Objective
Search the records for "this". Copy every line where it appears.

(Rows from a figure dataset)
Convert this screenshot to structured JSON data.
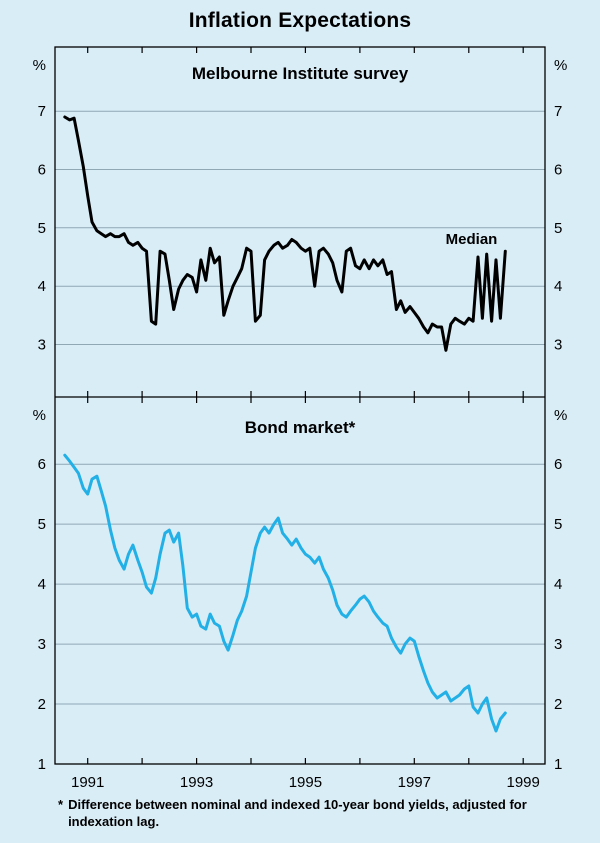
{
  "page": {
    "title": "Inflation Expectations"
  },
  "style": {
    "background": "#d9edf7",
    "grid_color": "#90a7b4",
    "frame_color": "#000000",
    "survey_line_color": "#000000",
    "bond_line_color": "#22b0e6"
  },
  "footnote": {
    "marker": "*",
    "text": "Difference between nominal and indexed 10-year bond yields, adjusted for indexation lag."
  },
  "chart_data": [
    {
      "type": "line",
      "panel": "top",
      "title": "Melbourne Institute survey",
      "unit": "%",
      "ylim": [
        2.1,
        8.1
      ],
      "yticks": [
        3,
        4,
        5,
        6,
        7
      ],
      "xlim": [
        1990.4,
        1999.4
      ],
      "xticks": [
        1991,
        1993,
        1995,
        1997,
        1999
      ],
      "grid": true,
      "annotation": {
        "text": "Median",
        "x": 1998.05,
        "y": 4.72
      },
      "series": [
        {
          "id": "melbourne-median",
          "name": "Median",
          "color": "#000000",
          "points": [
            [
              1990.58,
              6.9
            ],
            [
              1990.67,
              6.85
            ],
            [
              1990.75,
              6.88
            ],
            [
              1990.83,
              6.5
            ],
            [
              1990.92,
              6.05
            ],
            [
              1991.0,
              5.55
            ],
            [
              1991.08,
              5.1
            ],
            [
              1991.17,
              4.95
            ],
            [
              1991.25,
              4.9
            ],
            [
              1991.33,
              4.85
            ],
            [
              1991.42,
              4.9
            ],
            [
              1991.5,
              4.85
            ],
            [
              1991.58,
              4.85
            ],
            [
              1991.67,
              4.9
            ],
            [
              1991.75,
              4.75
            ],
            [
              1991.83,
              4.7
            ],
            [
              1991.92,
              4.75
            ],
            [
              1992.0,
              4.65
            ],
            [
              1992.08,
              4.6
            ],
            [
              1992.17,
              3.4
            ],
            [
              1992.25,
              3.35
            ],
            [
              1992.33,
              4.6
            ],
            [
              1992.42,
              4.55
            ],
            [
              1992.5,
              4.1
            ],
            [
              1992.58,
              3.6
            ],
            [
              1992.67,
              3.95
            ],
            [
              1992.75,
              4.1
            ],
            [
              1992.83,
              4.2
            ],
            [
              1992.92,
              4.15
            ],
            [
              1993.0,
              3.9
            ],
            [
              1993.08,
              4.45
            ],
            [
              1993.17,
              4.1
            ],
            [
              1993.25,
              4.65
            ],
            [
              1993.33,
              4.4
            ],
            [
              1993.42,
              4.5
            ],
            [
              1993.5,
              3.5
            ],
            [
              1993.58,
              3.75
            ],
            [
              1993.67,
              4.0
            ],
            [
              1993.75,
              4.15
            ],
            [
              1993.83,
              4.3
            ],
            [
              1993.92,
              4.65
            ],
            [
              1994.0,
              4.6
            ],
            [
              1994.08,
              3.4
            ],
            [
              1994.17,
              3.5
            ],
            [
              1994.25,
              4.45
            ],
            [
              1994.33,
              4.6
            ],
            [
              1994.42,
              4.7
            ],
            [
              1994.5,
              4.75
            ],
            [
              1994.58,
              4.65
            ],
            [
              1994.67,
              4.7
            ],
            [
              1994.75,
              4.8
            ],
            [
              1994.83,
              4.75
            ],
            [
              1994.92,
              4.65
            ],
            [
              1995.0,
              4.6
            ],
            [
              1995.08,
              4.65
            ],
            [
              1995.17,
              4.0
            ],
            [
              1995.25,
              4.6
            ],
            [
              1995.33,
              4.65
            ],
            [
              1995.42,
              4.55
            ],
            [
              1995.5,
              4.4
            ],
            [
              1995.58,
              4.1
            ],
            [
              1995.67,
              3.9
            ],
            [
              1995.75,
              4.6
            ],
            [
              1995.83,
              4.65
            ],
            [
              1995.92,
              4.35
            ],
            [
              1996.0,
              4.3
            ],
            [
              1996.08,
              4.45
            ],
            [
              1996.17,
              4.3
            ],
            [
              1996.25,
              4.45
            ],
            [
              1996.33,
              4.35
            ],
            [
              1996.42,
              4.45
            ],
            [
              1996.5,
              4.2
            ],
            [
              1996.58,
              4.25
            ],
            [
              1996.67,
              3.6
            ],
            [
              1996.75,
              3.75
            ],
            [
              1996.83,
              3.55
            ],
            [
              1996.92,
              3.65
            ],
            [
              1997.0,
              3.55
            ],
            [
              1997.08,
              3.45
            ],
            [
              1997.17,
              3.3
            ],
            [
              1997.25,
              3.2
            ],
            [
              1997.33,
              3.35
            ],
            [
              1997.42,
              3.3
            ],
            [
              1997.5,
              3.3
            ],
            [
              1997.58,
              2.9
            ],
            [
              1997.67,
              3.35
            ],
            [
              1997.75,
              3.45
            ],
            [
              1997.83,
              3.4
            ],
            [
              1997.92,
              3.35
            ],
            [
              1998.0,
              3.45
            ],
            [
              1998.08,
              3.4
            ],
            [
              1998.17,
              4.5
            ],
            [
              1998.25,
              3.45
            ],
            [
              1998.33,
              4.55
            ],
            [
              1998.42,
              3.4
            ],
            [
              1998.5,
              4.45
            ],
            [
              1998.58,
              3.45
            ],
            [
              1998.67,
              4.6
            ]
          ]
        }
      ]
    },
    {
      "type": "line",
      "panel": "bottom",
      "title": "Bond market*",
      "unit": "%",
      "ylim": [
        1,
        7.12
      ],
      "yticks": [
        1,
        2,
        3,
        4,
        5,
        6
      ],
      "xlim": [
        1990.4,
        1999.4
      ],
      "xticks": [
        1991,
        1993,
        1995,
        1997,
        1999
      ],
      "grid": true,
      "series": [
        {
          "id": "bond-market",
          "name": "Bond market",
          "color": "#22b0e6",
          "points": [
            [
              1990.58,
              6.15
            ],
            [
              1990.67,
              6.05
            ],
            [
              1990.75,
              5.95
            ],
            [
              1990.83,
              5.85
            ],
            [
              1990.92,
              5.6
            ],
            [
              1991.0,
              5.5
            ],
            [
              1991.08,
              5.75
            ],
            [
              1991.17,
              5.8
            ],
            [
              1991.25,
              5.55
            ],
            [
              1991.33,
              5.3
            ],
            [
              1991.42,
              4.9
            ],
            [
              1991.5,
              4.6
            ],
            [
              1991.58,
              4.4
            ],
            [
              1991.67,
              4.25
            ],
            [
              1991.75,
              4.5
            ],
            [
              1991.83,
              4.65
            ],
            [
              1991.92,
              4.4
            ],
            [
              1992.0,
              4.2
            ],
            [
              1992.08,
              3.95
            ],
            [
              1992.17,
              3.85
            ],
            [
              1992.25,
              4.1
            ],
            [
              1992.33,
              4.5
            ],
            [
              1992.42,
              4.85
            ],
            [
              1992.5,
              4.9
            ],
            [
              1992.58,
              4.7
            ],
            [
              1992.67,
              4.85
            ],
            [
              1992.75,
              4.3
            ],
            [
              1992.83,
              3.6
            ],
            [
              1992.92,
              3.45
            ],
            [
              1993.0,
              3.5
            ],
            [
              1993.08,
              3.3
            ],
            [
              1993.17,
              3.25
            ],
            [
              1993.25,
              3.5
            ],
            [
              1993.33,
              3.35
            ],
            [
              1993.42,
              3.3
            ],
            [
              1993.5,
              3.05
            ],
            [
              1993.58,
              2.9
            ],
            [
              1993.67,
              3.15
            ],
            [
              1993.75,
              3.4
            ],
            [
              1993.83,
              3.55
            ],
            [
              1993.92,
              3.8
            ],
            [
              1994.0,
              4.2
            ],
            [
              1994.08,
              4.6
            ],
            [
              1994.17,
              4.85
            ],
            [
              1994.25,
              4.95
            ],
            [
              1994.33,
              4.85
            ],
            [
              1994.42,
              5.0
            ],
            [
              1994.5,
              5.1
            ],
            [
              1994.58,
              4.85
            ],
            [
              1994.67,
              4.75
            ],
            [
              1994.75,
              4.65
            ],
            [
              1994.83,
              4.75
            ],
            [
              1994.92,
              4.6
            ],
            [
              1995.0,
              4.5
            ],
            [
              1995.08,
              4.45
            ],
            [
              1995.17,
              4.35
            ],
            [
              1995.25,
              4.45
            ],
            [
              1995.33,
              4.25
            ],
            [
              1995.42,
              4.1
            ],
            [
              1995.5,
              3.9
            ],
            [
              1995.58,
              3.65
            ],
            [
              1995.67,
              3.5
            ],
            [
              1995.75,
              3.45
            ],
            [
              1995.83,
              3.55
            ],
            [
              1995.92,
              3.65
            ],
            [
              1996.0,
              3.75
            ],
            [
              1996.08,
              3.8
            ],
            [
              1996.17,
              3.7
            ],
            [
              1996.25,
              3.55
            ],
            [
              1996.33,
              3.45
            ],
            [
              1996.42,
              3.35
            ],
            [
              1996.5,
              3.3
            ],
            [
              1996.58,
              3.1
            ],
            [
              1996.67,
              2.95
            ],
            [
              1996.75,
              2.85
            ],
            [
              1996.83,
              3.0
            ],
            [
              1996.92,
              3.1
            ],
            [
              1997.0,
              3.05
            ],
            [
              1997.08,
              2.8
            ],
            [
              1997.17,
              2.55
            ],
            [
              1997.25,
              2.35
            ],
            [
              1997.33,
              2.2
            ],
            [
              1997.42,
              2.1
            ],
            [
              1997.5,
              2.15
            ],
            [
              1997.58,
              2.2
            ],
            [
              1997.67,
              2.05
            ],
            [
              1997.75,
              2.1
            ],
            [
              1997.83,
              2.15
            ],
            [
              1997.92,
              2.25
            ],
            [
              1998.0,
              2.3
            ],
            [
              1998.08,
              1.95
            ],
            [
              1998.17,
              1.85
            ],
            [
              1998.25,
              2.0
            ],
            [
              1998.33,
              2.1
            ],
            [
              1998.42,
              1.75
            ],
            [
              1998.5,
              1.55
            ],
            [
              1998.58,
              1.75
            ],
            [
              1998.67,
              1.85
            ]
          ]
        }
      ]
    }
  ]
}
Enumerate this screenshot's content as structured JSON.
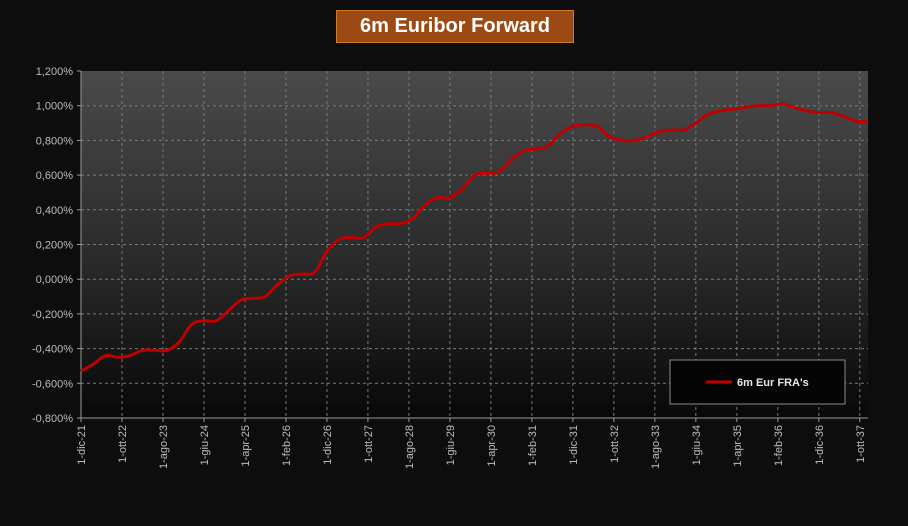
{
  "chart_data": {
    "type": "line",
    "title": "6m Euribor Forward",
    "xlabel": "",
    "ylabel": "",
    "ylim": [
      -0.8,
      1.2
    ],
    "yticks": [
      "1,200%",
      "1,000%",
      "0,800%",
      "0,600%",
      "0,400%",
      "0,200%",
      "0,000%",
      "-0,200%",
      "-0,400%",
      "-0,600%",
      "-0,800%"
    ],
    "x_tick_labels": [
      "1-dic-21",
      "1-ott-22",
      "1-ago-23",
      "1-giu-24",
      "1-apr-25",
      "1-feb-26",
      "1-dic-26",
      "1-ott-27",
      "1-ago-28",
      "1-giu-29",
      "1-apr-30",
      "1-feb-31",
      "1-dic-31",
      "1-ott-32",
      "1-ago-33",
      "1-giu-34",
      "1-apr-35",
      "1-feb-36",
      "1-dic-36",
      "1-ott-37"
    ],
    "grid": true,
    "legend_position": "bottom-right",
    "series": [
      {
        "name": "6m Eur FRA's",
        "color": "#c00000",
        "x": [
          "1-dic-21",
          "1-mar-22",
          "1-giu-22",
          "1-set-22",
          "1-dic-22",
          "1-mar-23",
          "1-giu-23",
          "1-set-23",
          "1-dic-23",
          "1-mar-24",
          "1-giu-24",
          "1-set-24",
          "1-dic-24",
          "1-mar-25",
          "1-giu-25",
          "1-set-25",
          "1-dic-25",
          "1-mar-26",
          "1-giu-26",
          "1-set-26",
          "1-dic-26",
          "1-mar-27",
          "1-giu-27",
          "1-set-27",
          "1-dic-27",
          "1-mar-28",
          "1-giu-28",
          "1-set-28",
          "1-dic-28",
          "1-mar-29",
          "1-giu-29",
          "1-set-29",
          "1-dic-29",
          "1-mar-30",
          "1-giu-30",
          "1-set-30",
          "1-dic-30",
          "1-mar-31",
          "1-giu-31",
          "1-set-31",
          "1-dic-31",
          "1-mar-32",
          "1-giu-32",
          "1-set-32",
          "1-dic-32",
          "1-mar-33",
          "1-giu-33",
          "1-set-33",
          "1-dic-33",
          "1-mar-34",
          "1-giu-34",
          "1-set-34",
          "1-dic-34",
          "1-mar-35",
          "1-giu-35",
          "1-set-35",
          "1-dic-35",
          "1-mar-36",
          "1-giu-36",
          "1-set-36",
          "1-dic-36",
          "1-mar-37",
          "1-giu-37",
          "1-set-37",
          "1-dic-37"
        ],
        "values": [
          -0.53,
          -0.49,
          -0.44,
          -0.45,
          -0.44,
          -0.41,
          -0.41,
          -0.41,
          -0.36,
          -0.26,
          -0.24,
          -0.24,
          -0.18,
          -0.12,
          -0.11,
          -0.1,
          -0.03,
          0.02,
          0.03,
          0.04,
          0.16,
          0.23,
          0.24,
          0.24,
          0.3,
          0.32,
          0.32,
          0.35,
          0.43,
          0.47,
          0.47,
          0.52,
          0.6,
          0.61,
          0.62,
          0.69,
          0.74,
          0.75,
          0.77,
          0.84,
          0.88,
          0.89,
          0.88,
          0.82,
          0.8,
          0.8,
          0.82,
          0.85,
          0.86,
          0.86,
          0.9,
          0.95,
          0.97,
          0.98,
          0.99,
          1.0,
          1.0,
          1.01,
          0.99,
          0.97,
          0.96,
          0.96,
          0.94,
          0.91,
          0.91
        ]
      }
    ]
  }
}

Reply to the task
Convert this screenshot to structured JSON data.
Enumerate this screenshot's content as structured JSON.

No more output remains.